Output every record word for word.

....

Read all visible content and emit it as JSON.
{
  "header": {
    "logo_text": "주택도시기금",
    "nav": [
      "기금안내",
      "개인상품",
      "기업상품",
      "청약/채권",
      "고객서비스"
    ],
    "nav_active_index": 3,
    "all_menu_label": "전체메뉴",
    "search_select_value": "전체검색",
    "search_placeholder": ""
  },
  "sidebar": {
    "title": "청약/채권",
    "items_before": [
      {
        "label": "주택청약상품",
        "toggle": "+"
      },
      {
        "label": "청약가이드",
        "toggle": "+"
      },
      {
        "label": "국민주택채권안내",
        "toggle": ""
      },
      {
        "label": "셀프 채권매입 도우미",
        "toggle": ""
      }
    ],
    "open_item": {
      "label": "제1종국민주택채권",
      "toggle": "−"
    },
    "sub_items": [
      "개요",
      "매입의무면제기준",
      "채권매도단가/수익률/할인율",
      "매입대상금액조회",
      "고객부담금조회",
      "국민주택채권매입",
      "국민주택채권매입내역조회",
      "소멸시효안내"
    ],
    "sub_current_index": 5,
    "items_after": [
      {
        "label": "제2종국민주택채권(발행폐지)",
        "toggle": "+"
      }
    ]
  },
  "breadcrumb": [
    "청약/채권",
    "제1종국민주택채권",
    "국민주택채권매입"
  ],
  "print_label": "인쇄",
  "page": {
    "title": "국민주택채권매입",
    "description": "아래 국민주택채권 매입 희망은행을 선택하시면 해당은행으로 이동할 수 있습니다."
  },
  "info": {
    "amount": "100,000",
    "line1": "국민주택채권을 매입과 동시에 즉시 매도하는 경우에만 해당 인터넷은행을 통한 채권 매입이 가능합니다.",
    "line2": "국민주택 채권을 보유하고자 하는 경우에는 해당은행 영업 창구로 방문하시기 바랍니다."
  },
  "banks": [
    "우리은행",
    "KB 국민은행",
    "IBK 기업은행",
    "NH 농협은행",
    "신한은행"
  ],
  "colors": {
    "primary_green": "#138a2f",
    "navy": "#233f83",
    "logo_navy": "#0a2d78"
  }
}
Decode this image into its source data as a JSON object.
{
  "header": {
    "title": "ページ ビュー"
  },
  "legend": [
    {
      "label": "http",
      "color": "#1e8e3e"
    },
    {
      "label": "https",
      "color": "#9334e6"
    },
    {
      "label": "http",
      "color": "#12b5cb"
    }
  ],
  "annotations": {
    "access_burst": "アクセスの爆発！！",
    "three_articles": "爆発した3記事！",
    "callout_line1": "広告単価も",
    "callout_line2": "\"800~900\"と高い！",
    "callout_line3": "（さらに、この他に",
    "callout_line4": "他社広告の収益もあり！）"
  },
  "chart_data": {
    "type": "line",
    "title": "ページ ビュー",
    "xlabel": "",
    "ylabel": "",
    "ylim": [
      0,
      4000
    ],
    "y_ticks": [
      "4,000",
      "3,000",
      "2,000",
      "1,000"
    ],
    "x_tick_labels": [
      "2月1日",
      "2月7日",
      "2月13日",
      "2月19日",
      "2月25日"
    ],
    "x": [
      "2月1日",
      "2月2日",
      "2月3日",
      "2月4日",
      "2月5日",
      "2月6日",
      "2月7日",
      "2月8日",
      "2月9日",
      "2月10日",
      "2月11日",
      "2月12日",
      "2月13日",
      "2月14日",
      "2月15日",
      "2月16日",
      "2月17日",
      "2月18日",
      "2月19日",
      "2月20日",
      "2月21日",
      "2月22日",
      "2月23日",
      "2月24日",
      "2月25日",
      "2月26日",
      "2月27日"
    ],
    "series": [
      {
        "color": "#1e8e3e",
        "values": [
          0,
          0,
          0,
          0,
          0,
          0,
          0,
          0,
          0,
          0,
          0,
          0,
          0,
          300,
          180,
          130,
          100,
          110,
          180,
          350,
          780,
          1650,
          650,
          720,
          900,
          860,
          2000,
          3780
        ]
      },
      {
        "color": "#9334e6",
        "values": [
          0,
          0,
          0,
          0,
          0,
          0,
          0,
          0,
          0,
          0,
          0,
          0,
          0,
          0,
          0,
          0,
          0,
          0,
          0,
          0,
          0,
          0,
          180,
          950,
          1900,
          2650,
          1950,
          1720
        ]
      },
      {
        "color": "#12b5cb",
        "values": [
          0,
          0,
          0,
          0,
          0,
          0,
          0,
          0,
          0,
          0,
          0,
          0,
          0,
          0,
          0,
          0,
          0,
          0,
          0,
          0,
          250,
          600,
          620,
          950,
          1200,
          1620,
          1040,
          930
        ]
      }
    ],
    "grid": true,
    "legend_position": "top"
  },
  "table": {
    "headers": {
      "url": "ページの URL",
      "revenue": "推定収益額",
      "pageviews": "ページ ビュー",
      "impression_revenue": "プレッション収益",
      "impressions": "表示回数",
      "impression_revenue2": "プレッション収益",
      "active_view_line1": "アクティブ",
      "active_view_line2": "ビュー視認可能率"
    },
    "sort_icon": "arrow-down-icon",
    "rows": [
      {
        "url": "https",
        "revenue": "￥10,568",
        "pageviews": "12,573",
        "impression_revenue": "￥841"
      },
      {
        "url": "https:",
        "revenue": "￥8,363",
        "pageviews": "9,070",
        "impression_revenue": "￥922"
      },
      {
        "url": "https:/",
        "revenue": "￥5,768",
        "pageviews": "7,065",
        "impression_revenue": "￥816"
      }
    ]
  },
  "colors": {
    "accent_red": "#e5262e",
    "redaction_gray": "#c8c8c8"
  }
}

....

▸ RESPONSE BELOW:
Read all visible content and emit it as JSON.
{
  "header": {
    "logo_text": "주택도시기금",
    "nav": [
      "기금안내",
      "개인상품",
      "기업상품",
      "청약/채권",
      "고객서비스"
    ],
    "nav_active_index": 3,
    "all_menu_label": "전체메뉴",
    "search_select_value": "전체검색",
    "search_placeholder": ""
  },
  "sidebar": {
    "title": "청약/채권",
    "items_before": [
      {
        "label": "주택청약상품",
        "toggle": "+"
      },
      {
        "label": "청약가이드",
        "toggle": "+"
      },
      {
        "label": "국민주택채권안내",
        "toggle": ""
      },
      {
        "label": "셀프 채권매입 도우미",
        "toggle": ""
      }
    ],
    "open_item": {
      "label": "제1종국민주택채권",
      "toggle": "−"
    },
    "sub_items": [
      "개요",
      "매입의무면제기준",
      "채권매도단가/수익률/할인율",
      "매입대상금액조회",
      "고객부담금조회",
      "국민주택채권매입",
      "국민주택채권매입내역조회",
      "소멸시효안내"
    ],
    "sub_current_index": 5,
    "items_after": [
      {
        "label": "제2종국민주택채권(발행폐지)",
        "toggle": "+"
      }
    ]
  },
  "breadcrumb": [
    "청약/채권",
    "제1종국민주택채권",
    "국민주택채권매입"
  ],
  "print_label": "인쇄",
  "page": {
    "title": "국민주택채권매입",
    "description": "아래 국민주택채권 매입 희망은행을 선택하시면 해당은행으로 이동할 수 있습니다."
  },
  "info": {
    "amount": "100,000",
    "line1": "국민주택채권을 매입과 동시에 즉시 매도하는 경우에만 해당 인터넷은행을 통한 채권 매입이 가능합니다.",
    "line2": "국민주택 채권을 보유하고자 하는 경우에는 해당은행 영업 창구로 방문하시기 바랍니다."
  },
  "banks": [
    "우리은행",
    "KB 국민은행",
    "IBK 기업은행",
    "NH 농협은행",
    "신한은행"
  ],
  "colors": {
    "primary_green": "#138a2f",
    "navy": "#233f83",
    "logo_navy": "#0a2d78"
  }
}
Decode this image into its source data as a JSON object.
{
  "header": {
    "title": "ページ ビュー"
  },
  "legend": [
    {
      "label": "http",
      "color": "#1e8e3e"
    },
    {
      "label": "https",
      "color": "#9334e6"
    },
    {
      "label": "http",
      "color": "#12b5cb"
    }
  ],
  "annotations": {
    "access_burst": "アクセスの爆発！！",
    "three_articles": "爆発した3記事！",
    "callout_line1": "広告単価も",
    "callout_line2": "\"800~900\"と高い！",
    "callout_line3": "（さらに、この他に",
    "callout_line4": "他社広告の収益もあり！）"
  },
  "chart_data": {
    "type": "line",
    "title": "ページ ビュー",
    "xlabel": "",
    "ylabel": "",
    "ylim": [
      0,
      4000
    ],
    "y_ticks": [
      "4,000",
      "3,000",
      "2,000",
      "1,000"
    ],
    "x_tick_labels": [
      "2月1日",
      "2月7日",
      "2月13日",
      "2月19日",
      "2月25日"
    ],
    "x": [
      "2月1日",
      "2月2日",
      "2月3日",
      "2月4日",
      "2月5日",
      "2月6日",
      "2月7日",
      "2月8日",
      "2月9日",
      "2月10日",
      "2月11日",
      "2月12日",
      "2月13日",
      "2月14日",
      "2月15日",
      "2月16日",
      "2月17日",
      "2月18日",
      "2月19日",
      "2月20日",
      "2月21日",
      "2月22日",
      "2月23日",
      "2月24日",
      "2月25日",
      "2月26日",
      "2月27日"
    ],
    "series": [
      {
        "color": "#1e8e3e",
        "values": [
          0,
          0,
          0,
          0,
          0,
          0,
          0,
          0,
          0,
          0,
          0,
          0,
          0,
          300,
          180,
          130,
          100,
          110,
          180,
          350,
          780,
          1650,
          650,
          720,
          900,
          860,
          2000,
          3780
        ]
      },
      {
        "color": "#9334e6",
        "values": [
          0,
          0,
          0,
          0,
          0,
          0,
          0,
          0,
          0,
          0,
          0,
          0,
          0,
          0,
          0,
          0,
          0,
          0,
          0,
          0,
          0,
          0,
          180,
          950,
          1900,
          2650,
          1950,
          1720
        ]
      },
      {
        "color": "#12b5cb",
        "values": [
          0,
          0,
          0,
          0,
          0,
          0,
          0,
          0,
          0,
          0,
          0,
          0,
          0,
          0,
          0,
          0,
          0,
          0,
          0,
          0,
          250,
          600,
          620,
          950,
          1200,
          1620,
          1040,
          930
        ]
      }
    ],
    "grid": true,
    "legend_position": "top"
  },
  "table": {
    "headers": {
      "url": "ページの URL",
      "revenue": "推定収益額",
      "pageviews": "ページ ビュー",
      "impression_revenue": "プレッション収益",
      "impressions": "表示回数",
      "impression_revenue2": "プレッション収益",
      "active_view_line1": "アクティブ",
      "active_view_line2": "ビュー視認可能率"
    },
    "sort_icon": "arrow-down-icon",
    "rows": [
      {
        "url": "https",
        "revenue": "￥10,568",
        "pageviews": "12,573",
        "impression_revenue": "￥841"
      },
      {
        "url": "https:",
        "revenue": "￥8,363",
        "pageviews": "9,070",
        "impression_revenue": "￥922"
      },
      {
        "url": "https:/",
        "revenue": "￥5,768",
        "pageviews": "7,065",
        "impression_revenue": "￥816"
      }
    ]
  },
  "colors": {
    "accent_red": "#e5262e",
    "redaction_gray": "#c8c8c8"
  }
}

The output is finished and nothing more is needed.